Data listing:
--- Begin ---

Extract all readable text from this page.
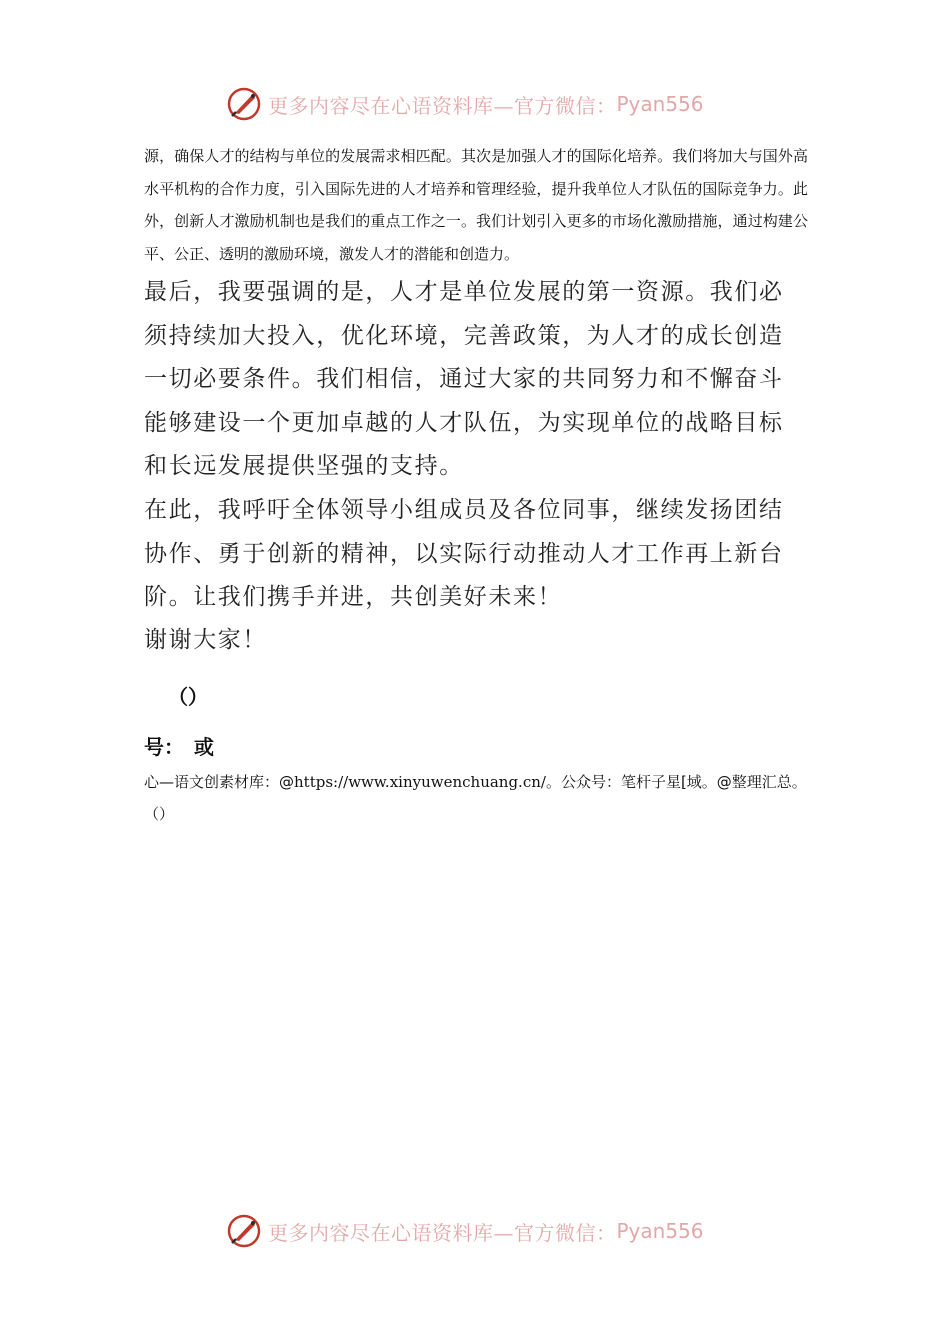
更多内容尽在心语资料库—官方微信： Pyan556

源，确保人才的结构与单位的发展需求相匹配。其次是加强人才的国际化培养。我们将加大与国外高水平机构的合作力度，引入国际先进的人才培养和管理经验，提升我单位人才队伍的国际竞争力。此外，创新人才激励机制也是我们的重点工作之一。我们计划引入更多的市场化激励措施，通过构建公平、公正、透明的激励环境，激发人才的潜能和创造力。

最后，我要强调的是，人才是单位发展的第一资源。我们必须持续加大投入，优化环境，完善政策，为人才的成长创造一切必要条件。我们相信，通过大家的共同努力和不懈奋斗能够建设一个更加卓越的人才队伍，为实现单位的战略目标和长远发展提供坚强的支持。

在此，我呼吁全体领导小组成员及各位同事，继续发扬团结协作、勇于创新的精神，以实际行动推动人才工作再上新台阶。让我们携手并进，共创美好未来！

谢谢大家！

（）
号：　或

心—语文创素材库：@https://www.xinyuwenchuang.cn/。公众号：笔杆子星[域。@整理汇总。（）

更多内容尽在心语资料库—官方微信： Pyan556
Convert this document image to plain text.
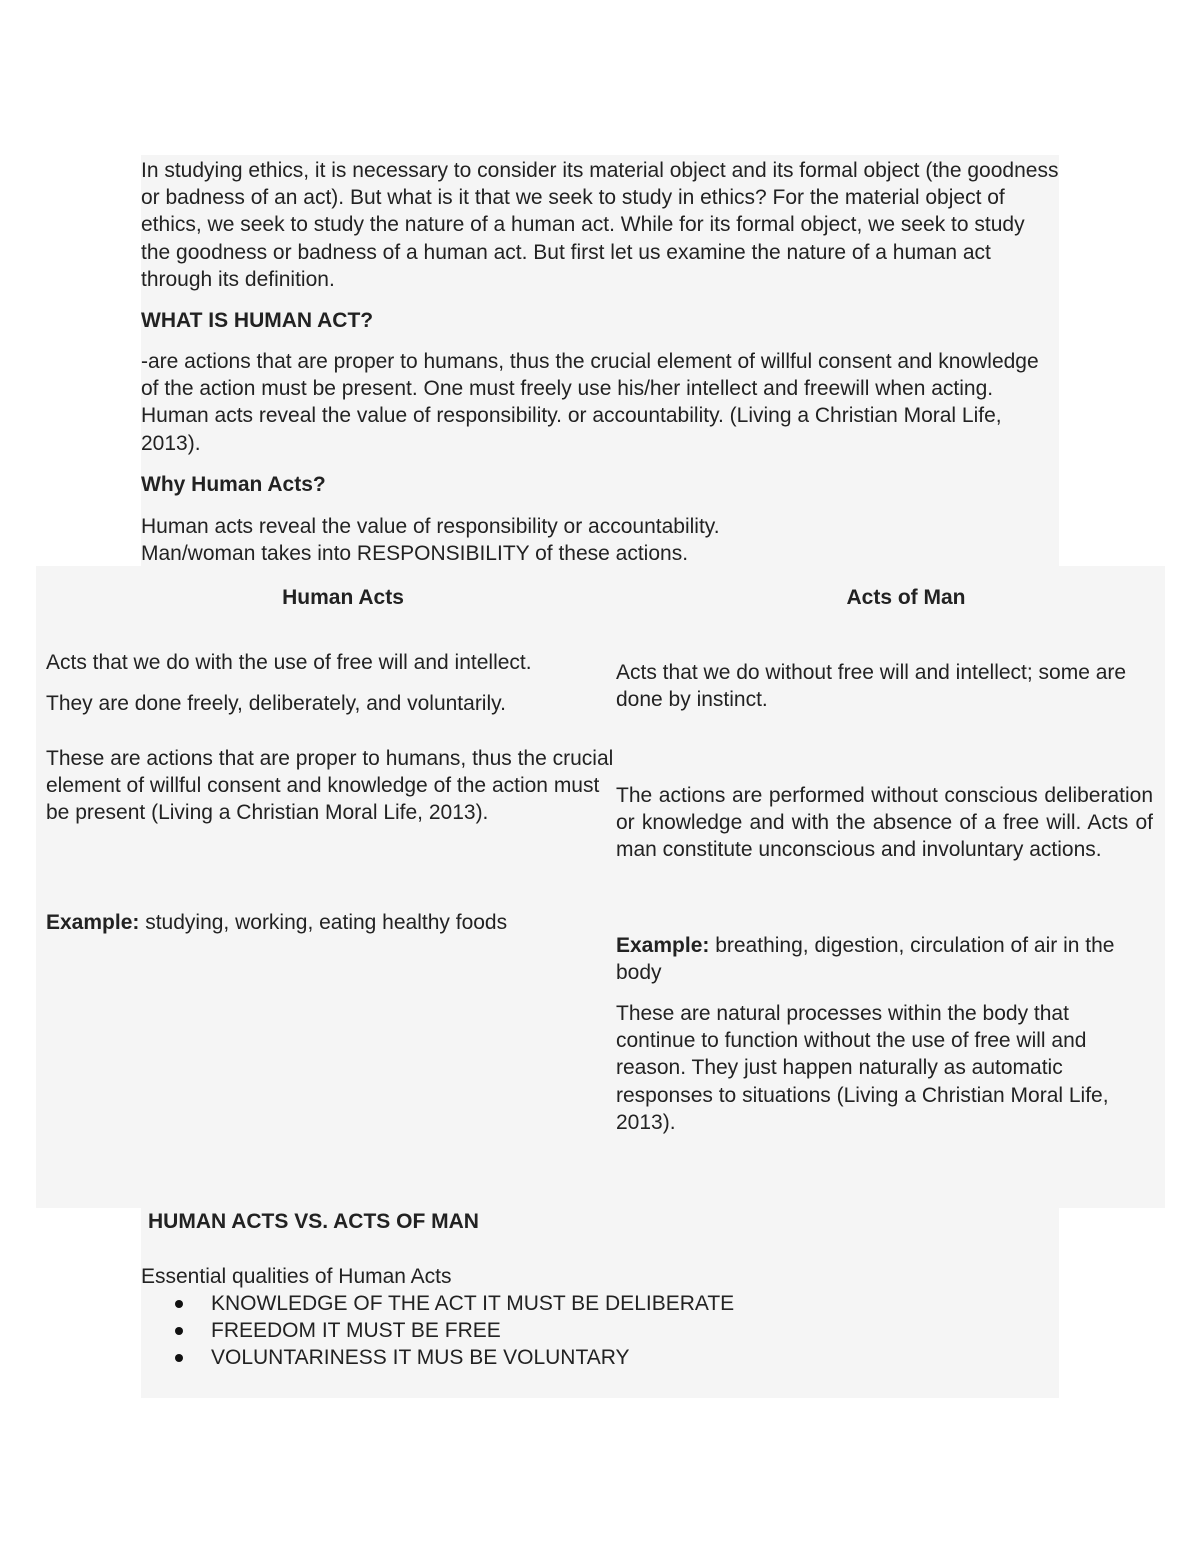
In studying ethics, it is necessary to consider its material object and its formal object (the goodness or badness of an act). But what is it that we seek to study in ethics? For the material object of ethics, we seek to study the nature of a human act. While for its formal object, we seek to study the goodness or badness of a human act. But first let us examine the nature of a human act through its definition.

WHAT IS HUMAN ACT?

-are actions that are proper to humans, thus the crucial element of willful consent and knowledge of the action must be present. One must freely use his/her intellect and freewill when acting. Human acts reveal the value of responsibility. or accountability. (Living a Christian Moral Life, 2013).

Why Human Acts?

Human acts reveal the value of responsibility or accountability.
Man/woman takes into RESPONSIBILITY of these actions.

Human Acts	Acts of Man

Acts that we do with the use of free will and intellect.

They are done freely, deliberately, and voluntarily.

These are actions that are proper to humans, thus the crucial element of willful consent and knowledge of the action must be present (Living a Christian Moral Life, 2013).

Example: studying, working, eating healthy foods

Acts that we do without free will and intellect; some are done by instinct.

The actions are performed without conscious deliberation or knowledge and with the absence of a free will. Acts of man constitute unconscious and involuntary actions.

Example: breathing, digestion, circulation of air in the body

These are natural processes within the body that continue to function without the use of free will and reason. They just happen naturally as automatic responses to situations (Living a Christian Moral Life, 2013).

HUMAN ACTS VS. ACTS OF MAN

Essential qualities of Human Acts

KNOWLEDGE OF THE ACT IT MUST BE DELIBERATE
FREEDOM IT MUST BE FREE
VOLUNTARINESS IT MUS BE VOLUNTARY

--- End ---

Repeat the listing above exactly, with no pictures.

Extract all readable text from this page.
更多内容尽在心语资料库—官方微信： Pyan556

源，确保人才的结构与单位的发展需求相匹配。其次是加强人才的国际化培养。我们将加大与国外高水平机构的合作力度，引入国际先进的人才培养和管理经验，提升我单位人才队伍的国际竞争力。此外，创新人才激励机制也是我们的重点工作之一。我们计划引入更多的市场化激励措施，通过构建公平、公正、透明的激励环境，激发人才的潜能和创造力。

最后，我要强调的是，人才是单位发展的第一资源。我们必须持续加大投入，优化环境，完善政策，为人才的成长创造一切必要条件。我们相信，通过大家的共同努力和不懈奋斗能够建设一个更加卓越的人才队伍，为实现单位的战略目标和长远发展提供坚强的支持。

在此，我呼吁全体领导小组成员及各位同事，继续发扬团结协作、勇于创新的精神，以实际行动推动人才工作再上新台阶。让我们携手并进，共创美好未来！

谢谢大家！

（）
号：　或

心—语文创素材库：@https://www.xinyuwenchuang.cn/。公众号：笔杆子星[域。@整理汇总。（）

更多内容尽在心语资料库—官方微信： Pyan556
Convert this document image to plain text.
In studying ethics, it is necessary to consider its material object and its formal object (the goodness or badness of an act). But what is it that we seek to study in ethics? For the material object of ethics, we seek to study the nature of a human act. While for its formal object, we seek to study the goodness or badness of a human act. But first let us examine the nature of a human act through its definition.

WHAT IS HUMAN ACT?

-are actions that are proper to humans, thus the crucial element of willful consent and knowledge of the action must be present. One must freely use his/her intellect and freewill when acting. Human acts reveal the value of responsibility. or accountability. (Living a Christian Moral Life, 2013).

Why Human Acts?

Human acts reveal the value of responsibility or accountability.
Man/woman takes into RESPONSIBILITY of these actions.

Human Acts	Acts of Man

Acts that we do with the use of free will and intellect.

They are done freely, deliberately, and voluntarily.

These are actions that are proper to humans, thus the crucial element of willful consent and knowledge of the action must be present (Living a Christian Moral Life, 2013).

Example: studying, working, eating healthy foods

Acts that we do without free will and intellect; some are done by instinct.

The actions are performed without conscious deliberation or knowledge and with the absence of a free will. Acts of man constitute unconscious and involuntary actions.

Example: breathing, digestion, circulation of air in the body

These are natural processes within the body that continue to function without the use of free will and reason. They just happen naturally as automatic responses to situations (Living a Christian Moral Life, 2013).

HUMAN ACTS VS. ACTS OF MAN

Essential qualities of Human Acts

KNOWLEDGE OF THE ACT IT MUST BE DELIBERATE
FREEDOM IT MUST BE FREE
VOLUNTARINESS IT MUS BE VOLUNTARY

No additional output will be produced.